++++ DATA SHOWN
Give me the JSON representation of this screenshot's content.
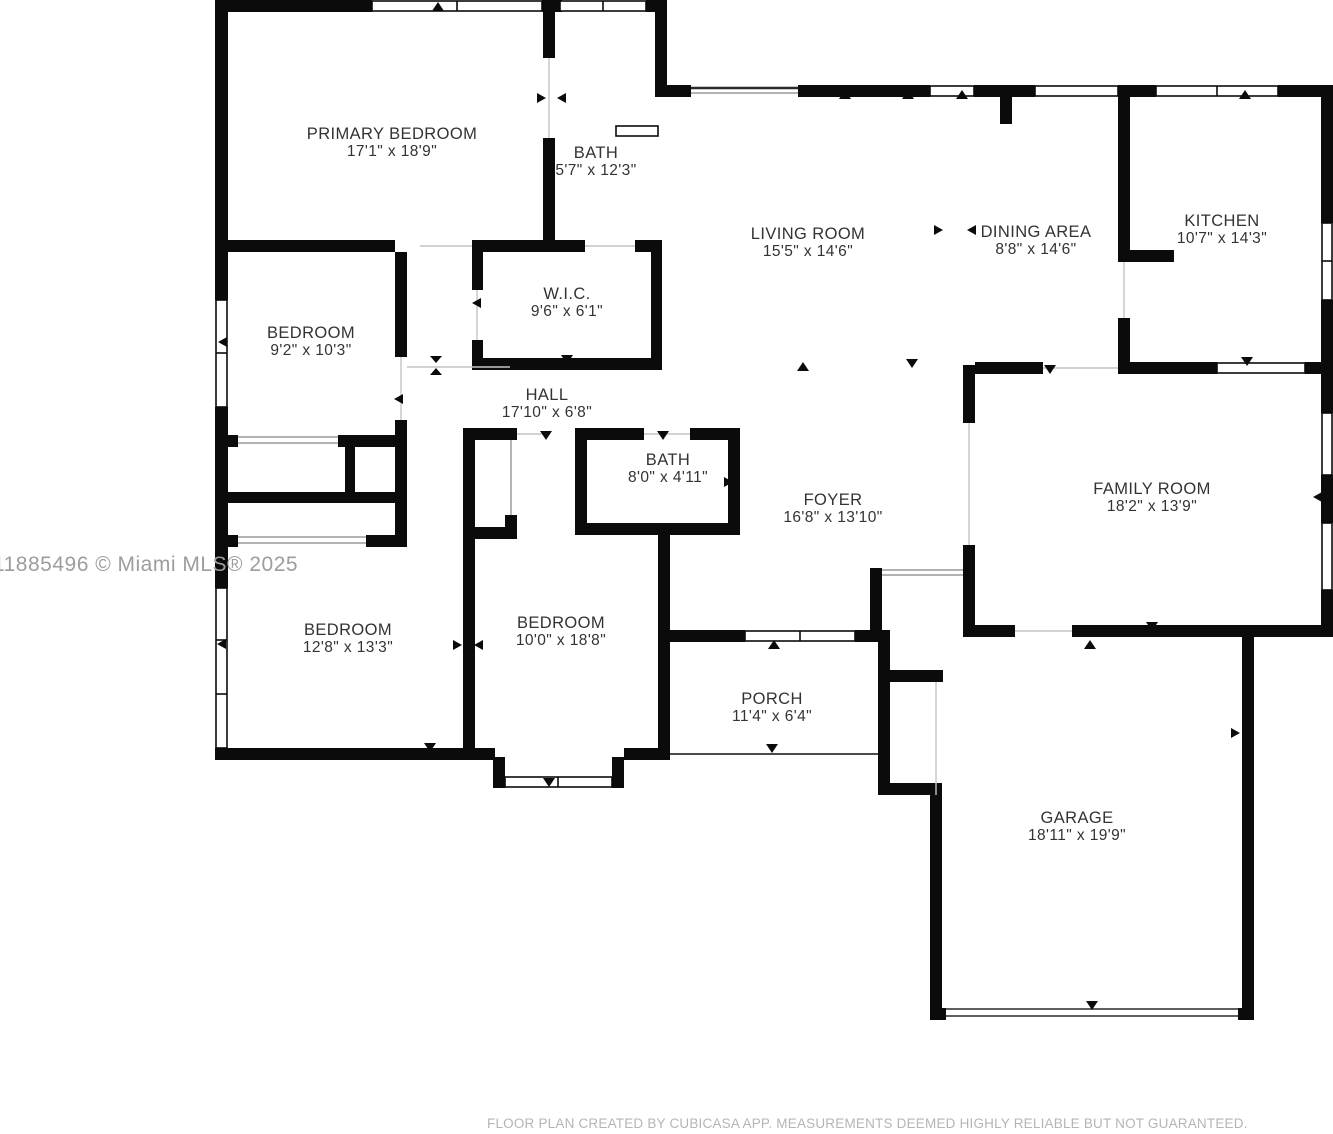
{
  "floor_plan": {
    "background": "#ffffff",
    "wall_color": "#0b0b0b",
    "label_color": "#333333",
    "watermark_color": "#9d9d9d",
    "footer_color": "#b5b5b5",
    "rooms": [
      {
        "id": "primary-bedroom",
        "name": "PRIMARY BEDROOM",
        "dims": "17'1\" x 18'9\"",
        "cx": 392,
        "cy": 143
      },
      {
        "id": "bath-primary",
        "name": "BATH",
        "dims": "5'7\" x 12'3\"",
        "cx": 596,
        "cy": 162
      },
      {
        "id": "living-room",
        "name": "LIVING ROOM",
        "dims": "15'5\" x 14'6\"",
        "cx": 808,
        "cy": 243
      },
      {
        "id": "dining-area",
        "name": "DINING AREA",
        "dims": "8'8\" x 14'6\"",
        "cx": 1036,
        "cy": 241
      },
      {
        "id": "kitchen",
        "name": "KITCHEN",
        "dims": "10'7\" x 14'3\"",
        "cx": 1222,
        "cy": 230
      },
      {
        "id": "bedroom-small",
        "name": "BEDROOM",
        "dims": "9'2\" x 10'3\"",
        "cx": 311,
        "cy": 342
      },
      {
        "id": "wic",
        "name": "W.I.C.",
        "dims": "9'6\" x 6'1\"",
        "cx": 567,
        "cy": 303
      },
      {
        "id": "hall",
        "name": "HALL",
        "dims": "17'10\" x 6'8\"",
        "cx": 547,
        "cy": 404
      },
      {
        "id": "bath-hall",
        "name": "BATH",
        "dims": "8'0\" x 4'11\"",
        "cx": 668,
        "cy": 469
      },
      {
        "id": "foyer",
        "name": "FOYER",
        "dims": "16'8\" x 13'10\"",
        "cx": 833,
        "cy": 509
      },
      {
        "id": "family-room",
        "name": "FAMILY ROOM",
        "dims": "18'2\" x 13'9\"",
        "cx": 1152,
        "cy": 498
      },
      {
        "id": "bedroom-left",
        "name": "BEDROOM",
        "dims": "12'8\" x 13'3\"",
        "cx": 348,
        "cy": 639
      },
      {
        "id": "bedroom-middle",
        "name": "BEDROOM",
        "dims": "10'0\" x 18'8\"",
        "cx": 561,
        "cy": 632
      },
      {
        "id": "porch",
        "name": "PORCH",
        "dims": "11'4\" x 6'4\"",
        "cx": 772,
        "cy": 708
      },
      {
        "id": "garage",
        "name": "GARAGE",
        "dims": "18'11\" x 19'9\"",
        "cx": 1077,
        "cy": 827
      }
    ],
    "watermark": "11885496 © Miami MLS® 2025",
    "footer": "FLOOR PLAN CREATED BY CUBICASA APP. MEASUREMENTS DEEMED HIGHLY RELIABLE BUT NOT GUARANTEED."
  }
}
++++++++
EXERCISE REQUIREMENTS =>
Every line of text is to be repeated exactly; pictures are left out.

ANSWER TO THE EXERCISE =>
Give me the JSON representation of this screenshot's content.
{
  "floor_plan": {
    "background": "#ffffff",
    "wall_color": "#0b0b0b",
    "label_color": "#333333",
    "watermark_color": "#9d9d9d",
    "footer_color": "#b5b5b5",
    "rooms": [
      {
        "id": "primary-bedroom",
        "name": "PRIMARY BEDROOM",
        "dims": "17'1\" x 18'9\"",
        "cx": 392,
        "cy": 143
      },
      {
        "id": "bath-primary",
        "name": "BATH",
        "dims": "5'7\" x 12'3\"",
        "cx": 596,
        "cy": 162
      },
      {
        "id": "living-room",
        "name": "LIVING ROOM",
        "dims": "15'5\" x 14'6\"",
        "cx": 808,
        "cy": 243
      },
      {
        "id": "dining-area",
        "name": "DINING AREA",
        "dims": "8'8\" x 14'6\"",
        "cx": 1036,
        "cy": 241
      },
      {
        "id": "kitchen",
        "name": "KITCHEN",
        "dims": "10'7\" x 14'3\"",
        "cx": 1222,
        "cy": 230
      },
      {
        "id": "bedroom-small",
        "name": "BEDROOM",
        "dims": "9'2\" x 10'3\"",
        "cx": 311,
        "cy": 342
      },
      {
        "id": "wic",
        "name": "W.I.C.",
        "dims": "9'6\" x 6'1\"",
        "cx": 567,
        "cy": 303
      },
      {
        "id": "hall",
        "name": "HALL",
        "dims": "17'10\" x 6'8\"",
        "cx": 547,
        "cy": 404
      },
      {
        "id": "bath-hall",
        "name": "BATH",
        "dims": "8'0\" x 4'11\"",
        "cx": 668,
        "cy": 469
      },
      {
        "id": "foyer",
        "name": "FOYER",
        "dims": "16'8\" x 13'10\"",
        "cx": 833,
        "cy": 509
      },
      {
        "id": "family-room",
        "name": "FAMILY ROOM",
        "dims": "18'2\" x 13'9\"",
        "cx": 1152,
        "cy": 498
      },
      {
        "id": "bedroom-left",
        "name": "BEDROOM",
        "dims": "12'8\" x 13'3\"",
        "cx": 348,
        "cy": 639
      },
      {
        "id": "bedroom-middle",
        "name": "BEDROOM",
        "dims": "10'0\" x 18'8\"",
        "cx": 561,
        "cy": 632
      },
      {
        "id": "porch",
        "name": "PORCH",
        "dims": "11'4\" x 6'4\"",
        "cx": 772,
        "cy": 708
      },
      {
        "id": "garage",
        "name": "GARAGE",
        "dims": "18'11\" x 19'9\"",
        "cx": 1077,
        "cy": 827
      }
    ],
    "watermark": "11885496 © Miami MLS® 2025",
    "footer": "FLOOR PLAN CREATED BY CUBICASA APP. MEASUREMENTS DEEMED HIGHLY RELIABLE BUT NOT GUARANTEED."
  }
}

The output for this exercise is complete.